───── Input data
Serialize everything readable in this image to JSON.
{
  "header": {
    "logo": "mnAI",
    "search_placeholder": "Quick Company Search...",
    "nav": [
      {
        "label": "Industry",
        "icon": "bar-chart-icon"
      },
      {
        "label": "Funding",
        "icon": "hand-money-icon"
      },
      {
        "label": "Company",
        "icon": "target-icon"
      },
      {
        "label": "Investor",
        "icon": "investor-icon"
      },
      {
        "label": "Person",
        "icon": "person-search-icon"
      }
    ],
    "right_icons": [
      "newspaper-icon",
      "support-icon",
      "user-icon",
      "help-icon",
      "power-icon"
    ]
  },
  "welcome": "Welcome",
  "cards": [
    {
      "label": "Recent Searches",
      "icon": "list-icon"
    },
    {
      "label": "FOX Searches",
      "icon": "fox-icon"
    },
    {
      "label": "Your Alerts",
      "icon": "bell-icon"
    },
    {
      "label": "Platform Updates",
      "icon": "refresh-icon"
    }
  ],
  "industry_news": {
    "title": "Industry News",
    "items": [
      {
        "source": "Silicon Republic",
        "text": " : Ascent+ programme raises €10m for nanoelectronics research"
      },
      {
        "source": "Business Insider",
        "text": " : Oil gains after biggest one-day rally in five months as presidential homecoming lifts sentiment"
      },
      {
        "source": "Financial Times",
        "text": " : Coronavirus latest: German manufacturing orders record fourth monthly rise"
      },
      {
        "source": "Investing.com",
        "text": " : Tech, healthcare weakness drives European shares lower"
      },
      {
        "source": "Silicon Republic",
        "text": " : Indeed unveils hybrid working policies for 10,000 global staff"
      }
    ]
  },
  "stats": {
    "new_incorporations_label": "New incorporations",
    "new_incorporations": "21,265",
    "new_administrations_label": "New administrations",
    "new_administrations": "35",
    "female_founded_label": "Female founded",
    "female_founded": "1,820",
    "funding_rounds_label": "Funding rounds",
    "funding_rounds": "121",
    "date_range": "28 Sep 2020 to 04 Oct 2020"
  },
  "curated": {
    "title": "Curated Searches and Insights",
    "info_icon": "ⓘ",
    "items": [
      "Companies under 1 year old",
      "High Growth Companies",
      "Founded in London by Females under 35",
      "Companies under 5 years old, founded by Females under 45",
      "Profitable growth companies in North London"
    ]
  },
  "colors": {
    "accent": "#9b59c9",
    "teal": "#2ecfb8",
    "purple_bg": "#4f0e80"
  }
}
──────────
Task details
The whole listing above needs to be written out exactly.

Expected answer
Serialize everything readable in this image to JSON.
{
  "header": {
    "logo": "mnAI",
    "search_placeholder": "Quick Company Search...",
    "nav": [
      {
        "label": "Industry",
        "icon": "bar-chart-icon"
      },
      {
        "label": "Funding",
        "icon": "hand-money-icon"
      },
      {
        "label": "Company",
        "icon": "target-icon"
      },
      {
        "label": "Investor",
        "icon": "investor-icon"
      },
      {
        "label": "Person",
        "icon": "person-search-icon"
      }
    ],
    "right_icons": [
      "newspaper-icon",
      "support-icon",
      "user-icon",
      "help-icon",
      "power-icon"
    ]
  },
  "welcome": "Welcome",
  "cards": [
    {
      "label": "Recent Searches",
      "icon": "list-icon"
    },
    {
      "label": "FOX Searches",
      "icon": "fox-icon"
    },
    {
      "label": "Your Alerts",
      "icon": "bell-icon"
    },
    {
      "label": "Platform Updates",
      "icon": "refresh-icon"
    }
  ],
  "industry_news": {
    "title": "Industry News",
    "items": [
      {
        "source": "Silicon Republic",
        "text": " : Ascent+ programme raises €10m for nanoelectronics research"
      },
      {
        "source": "Business Insider",
        "text": " : Oil gains after biggest one-day rally in five months as presidential homecoming lifts sentiment"
      },
      {
        "source": "Financial Times",
        "text": " : Coronavirus latest: German manufacturing orders record fourth monthly rise"
      },
      {
        "source": "Investing.com",
        "text": " : Tech, healthcare weakness drives European shares lower"
      },
      {
        "source": "Silicon Republic",
        "text": " : Indeed unveils hybrid working policies for 10,000 global staff"
      }
    ]
  },
  "stats": {
    "new_incorporations_label": "New incorporations",
    "new_incorporations": "21,265",
    "new_administrations_label": "New administrations",
    "new_administrations": "35",
    "female_founded_label": "Female founded",
    "female_founded": "1,820",
    "funding_rounds_label": "Funding rounds",
    "funding_rounds": "121",
    "date_range": "28 Sep 2020 to 04 Oct 2020"
  },
  "curated": {
    "title": "Curated Searches and Insights",
    "info_icon": "ⓘ",
    "items": [
      "Companies under 1 year old",
      "High Growth Companies",
      "Founded in London by Females under 35",
      "Companies under 5 years old, founded by Females under 45",
      "Profitable growth companies in North London"
    ]
  },
  "colors": {
    "accent": "#9b59c9",
    "teal": "#2ecfb8",
    "purple_bg": "#4f0e80"
  }
}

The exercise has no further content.